AIM OF THE TASK: Reproduce the material from its start through the line containing "stats-ws: WS:3.2m/s <box>484 17 533 27</box>", replacing every "uv-axis-tick-label" with "uv-index-tick-label" and leaving everything else unchanged.

━━━━

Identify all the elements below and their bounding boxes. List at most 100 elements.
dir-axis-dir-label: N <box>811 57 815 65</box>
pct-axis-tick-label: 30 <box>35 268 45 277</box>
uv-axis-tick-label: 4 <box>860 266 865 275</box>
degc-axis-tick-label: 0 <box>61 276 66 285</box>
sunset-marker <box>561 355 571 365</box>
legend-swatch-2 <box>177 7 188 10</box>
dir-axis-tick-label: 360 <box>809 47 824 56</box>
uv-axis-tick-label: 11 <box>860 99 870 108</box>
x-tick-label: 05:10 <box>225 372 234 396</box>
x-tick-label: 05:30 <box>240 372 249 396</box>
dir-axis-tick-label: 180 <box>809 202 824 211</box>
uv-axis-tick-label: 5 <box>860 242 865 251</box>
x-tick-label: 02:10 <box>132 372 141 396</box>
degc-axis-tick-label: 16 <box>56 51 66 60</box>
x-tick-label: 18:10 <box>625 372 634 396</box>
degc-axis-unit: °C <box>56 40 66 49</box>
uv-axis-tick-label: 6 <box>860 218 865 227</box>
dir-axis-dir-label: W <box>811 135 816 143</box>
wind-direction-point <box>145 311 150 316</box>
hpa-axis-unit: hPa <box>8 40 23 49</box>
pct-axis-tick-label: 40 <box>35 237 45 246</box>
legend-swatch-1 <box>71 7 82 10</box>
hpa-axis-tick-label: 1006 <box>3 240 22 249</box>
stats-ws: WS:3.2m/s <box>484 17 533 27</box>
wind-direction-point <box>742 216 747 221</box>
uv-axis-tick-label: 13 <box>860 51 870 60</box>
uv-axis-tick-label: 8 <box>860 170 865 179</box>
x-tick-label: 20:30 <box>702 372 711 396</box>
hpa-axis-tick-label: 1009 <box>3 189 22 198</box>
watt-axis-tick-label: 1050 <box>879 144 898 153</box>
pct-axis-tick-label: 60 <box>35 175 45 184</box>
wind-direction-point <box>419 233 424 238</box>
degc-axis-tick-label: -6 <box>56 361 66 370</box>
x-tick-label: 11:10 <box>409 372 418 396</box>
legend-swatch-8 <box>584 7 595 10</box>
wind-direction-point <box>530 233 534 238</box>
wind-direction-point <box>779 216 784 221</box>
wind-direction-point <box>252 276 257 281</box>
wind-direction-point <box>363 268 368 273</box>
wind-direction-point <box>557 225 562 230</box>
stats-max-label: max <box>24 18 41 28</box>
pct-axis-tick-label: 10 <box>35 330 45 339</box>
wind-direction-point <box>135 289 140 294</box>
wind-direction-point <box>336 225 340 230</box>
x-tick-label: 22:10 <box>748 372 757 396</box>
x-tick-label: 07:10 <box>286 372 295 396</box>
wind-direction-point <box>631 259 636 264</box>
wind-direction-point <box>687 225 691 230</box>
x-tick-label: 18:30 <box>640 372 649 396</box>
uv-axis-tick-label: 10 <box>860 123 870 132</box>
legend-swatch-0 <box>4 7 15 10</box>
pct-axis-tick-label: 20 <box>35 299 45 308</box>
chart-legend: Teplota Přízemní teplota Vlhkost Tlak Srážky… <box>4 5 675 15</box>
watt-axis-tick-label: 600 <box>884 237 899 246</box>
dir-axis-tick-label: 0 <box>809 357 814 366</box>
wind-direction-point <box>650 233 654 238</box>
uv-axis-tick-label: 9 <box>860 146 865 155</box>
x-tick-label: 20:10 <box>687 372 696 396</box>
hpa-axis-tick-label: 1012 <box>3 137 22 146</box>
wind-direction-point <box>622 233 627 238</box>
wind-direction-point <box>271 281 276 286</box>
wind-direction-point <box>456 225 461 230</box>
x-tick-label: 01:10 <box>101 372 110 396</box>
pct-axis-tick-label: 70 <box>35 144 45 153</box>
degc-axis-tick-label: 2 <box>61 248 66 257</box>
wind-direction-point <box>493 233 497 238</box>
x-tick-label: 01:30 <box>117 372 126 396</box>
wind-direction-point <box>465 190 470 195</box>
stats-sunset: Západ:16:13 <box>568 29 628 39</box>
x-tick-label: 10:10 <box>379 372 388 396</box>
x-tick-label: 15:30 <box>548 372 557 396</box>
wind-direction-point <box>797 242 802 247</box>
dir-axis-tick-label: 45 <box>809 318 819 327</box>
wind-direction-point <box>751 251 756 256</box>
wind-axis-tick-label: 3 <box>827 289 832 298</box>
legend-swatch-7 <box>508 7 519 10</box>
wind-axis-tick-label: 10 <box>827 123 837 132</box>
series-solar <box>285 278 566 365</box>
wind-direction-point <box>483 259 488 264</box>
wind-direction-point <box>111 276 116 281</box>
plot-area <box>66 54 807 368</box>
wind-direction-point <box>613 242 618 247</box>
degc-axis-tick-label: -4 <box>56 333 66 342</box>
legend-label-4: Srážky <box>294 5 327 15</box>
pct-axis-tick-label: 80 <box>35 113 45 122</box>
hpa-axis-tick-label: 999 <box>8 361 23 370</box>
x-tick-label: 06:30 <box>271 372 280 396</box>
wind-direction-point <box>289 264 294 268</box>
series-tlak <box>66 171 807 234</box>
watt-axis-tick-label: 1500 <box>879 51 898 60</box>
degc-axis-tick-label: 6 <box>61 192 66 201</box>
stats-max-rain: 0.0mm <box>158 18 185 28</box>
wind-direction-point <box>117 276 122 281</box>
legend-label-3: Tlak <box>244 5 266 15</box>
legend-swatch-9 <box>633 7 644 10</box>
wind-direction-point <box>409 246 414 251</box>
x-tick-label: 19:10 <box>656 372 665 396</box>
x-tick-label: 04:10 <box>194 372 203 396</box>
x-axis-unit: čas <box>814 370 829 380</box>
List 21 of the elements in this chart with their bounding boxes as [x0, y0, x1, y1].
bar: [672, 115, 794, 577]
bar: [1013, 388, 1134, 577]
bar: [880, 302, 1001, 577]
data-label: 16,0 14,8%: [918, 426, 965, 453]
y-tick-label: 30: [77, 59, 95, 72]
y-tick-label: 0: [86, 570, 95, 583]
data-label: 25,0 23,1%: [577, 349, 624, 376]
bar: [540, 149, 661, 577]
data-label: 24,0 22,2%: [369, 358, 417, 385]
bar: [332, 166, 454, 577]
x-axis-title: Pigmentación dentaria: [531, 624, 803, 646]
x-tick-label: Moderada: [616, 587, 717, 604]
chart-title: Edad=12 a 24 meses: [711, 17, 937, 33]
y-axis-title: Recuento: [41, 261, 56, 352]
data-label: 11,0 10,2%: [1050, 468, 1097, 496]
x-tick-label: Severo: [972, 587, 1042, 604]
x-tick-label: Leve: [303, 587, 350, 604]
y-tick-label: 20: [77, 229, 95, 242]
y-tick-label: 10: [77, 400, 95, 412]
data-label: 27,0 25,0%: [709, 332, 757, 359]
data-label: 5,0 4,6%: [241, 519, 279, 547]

━━━━

FULL OUTPUT:
Identify all the elements below and their bounding boxes. List at most 100 elements.
dir-axis-dir-label: N <box>811 57 815 65</box>
pct-axis-tick-label: 30 <box>35 268 45 277</box>
uv-index-tick-label: 4 <box>860 266 865 275</box>
degc-axis-tick-label: 0 <box>61 276 66 285</box>
sunset-marker <box>561 355 571 365</box>
legend-swatch-2 <box>177 7 188 10</box>
dir-axis-tick-label: 360 <box>809 47 824 56</box>
uv-index-tick-label: 11 <box>860 99 870 108</box>
x-tick-label: 05:10 <box>225 372 234 396</box>
x-tick-label: 05:30 <box>240 372 249 396</box>
dir-axis-tick-label: 180 <box>809 202 824 211</box>
uv-index-tick-label: 5 <box>860 242 865 251</box>
x-tick-label: 02:10 <box>132 372 141 396</box>
degc-axis-tick-label: 16 <box>56 51 66 60</box>
x-tick-label: 18:10 <box>625 372 634 396</box>
degc-axis-unit: °C <box>56 40 66 49</box>
uv-index-tick-label: 6 <box>860 218 865 227</box>
dir-axis-dir-label: W <box>811 135 816 143</box>
wind-direction-point <box>145 311 150 316</box>
hpa-axis-unit: hPa <box>8 40 23 49</box>
pct-axis-tick-label: 40 <box>35 237 45 246</box>
legend-swatch-1 <box>71 7 82 10</box>
hpa-axis-tick-label: 1006 <box>3 240 22 249</box>
stats-ws: WS:3.2m/s <box>484 17 533 27</box>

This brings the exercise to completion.